Omit all images, then return the remaining material exactly as it stands.

> _Data excerpts_

** BEGIN **

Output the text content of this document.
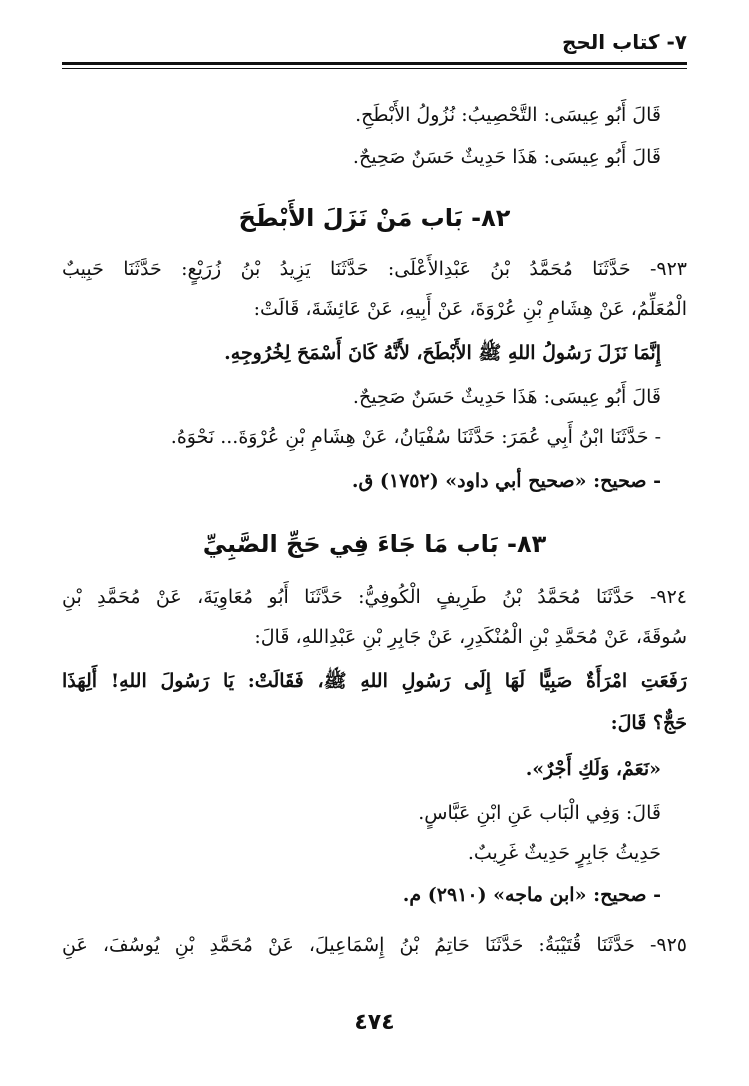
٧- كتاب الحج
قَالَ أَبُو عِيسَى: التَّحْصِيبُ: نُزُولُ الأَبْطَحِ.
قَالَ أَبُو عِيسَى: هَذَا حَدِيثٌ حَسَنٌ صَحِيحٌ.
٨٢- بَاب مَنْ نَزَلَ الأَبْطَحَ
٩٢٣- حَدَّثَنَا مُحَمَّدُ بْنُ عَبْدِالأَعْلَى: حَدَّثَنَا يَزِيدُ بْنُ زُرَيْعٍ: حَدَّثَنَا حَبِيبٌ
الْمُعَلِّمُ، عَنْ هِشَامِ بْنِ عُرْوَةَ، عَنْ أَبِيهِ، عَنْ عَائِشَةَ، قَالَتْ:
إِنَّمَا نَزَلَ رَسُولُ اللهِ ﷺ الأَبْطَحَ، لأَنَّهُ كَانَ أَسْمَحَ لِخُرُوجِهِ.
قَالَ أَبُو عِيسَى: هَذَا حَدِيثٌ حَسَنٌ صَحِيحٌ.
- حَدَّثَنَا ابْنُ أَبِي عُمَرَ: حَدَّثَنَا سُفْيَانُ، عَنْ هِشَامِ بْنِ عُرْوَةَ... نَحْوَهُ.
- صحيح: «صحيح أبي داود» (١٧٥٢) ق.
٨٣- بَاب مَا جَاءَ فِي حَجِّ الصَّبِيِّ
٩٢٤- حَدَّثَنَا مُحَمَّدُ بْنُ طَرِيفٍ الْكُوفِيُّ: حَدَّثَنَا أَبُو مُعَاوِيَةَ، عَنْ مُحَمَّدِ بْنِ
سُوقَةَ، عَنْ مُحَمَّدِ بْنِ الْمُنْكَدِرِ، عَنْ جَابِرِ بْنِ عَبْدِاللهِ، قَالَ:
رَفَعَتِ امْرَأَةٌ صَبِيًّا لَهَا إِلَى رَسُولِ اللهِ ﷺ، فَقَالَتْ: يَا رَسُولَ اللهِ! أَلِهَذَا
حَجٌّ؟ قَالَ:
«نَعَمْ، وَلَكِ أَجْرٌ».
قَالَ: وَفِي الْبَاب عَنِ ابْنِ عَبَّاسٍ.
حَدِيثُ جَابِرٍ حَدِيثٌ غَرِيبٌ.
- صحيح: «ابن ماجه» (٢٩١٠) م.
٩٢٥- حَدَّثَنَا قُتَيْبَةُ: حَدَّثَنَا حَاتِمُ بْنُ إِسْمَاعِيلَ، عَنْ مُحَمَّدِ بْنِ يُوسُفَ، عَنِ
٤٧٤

** END **

> _Completed task_
Output the text content of this document.
٧- كتاب الحج
قَالَ أَبُو عِيسَى: التَّحْصِيبُ: نُزُولُ الأَبْطَحِ.
قَالَ أَبُو عِيسَى: هَذَا حَدِيثٌ حَسَنٌ صَحِيحٌ.
٨٢- بَاب مَنْ نَزَلَ الأَبْطَحَ
٩٢٣- حَدَّثَنَا مُحَمَّدُ بْنُ عَبْدِالأَعْلَى: حَدَّثَنَا يَزِيدُ بْنُ زُرَيْعٍ: حَدَّثَنَا حَبِيبٌ
الْمُعَلِّمُ، عَنْ هِشَامِ بْنِ عُرْوَةَ، عَنْ أَبِيهِ، عَنْ عَائِشَةَ، قَالَتْ:
إِنَّمَا نَزَلَ رَسُولُ اللهِ ﷺ الأَبْطَحَ، لأَنَّهُ كَانَ أَسْمَحَ لِخُرُوجِهِ.
قَالَ أَبُو عِيسَى: هَذَا حَدِيثٌ حَسَنٌ صَحِيحٌ.
- حَدَّثَنَا ابْنُ أَبِي عُمَرَ: حَدَّثَنَا سُفْيَانُ، عَنْ هِشَامِ بْنِ عُرْوَةَ... نَحْوَهُ.
- صحيح: «صحيح أبي داود» (١٧٥٢) ق.
٨٣- بَاب مَا جَاءَ فِي حَجِّ الصَّبِيِّ
٩٢٤- حَدَّثَنَا مُحَمَّدُ بْنُ طَرِيفٍ الْكُوفِيُّ: حَدَّثَنَا أَبُو مُعَاوِيَةَ، عَنْ مُحَمَّدِ بْنِ
سُوقَةَ، عَنْ مُحَمَّدِ بْنِ الْمُنْكَدِرِ، عَنْ جَابِرِ بْنِ عَبْدِاللهِ، قَالَ:
رَفَعَتِ امْرَأَةٌ صَبِيًّا لَهَا إِلَى رَسُولِ اللهِ ﷺ، فَقَالَتْ: يَا رَسُولَ اللهِ! أَلِهَذَا
حَجٌّ؟ قَالَ:
«نَعَمْ، وَلَكِ أَجْرٌ».
قَالَ: وَفِي الْبَاب عَنِ ابْنِ عَبَّاسٍ.
حَدِيثُ جَابِرٍ حَدِيثٌ غَرِيبٌ.
- صحيح: «ابن ماجه» (٢٩١٠) م.
٩٢٥- حَدَّثَنَا قُتَيْبَةُ: حَدَّثَنَا حَاتِمُ بْنُ إِسْمَاعِيلَ، عَنْ مُحَمَّدِ بْنِ يُوسُفَ، عَنِ
٤٧٤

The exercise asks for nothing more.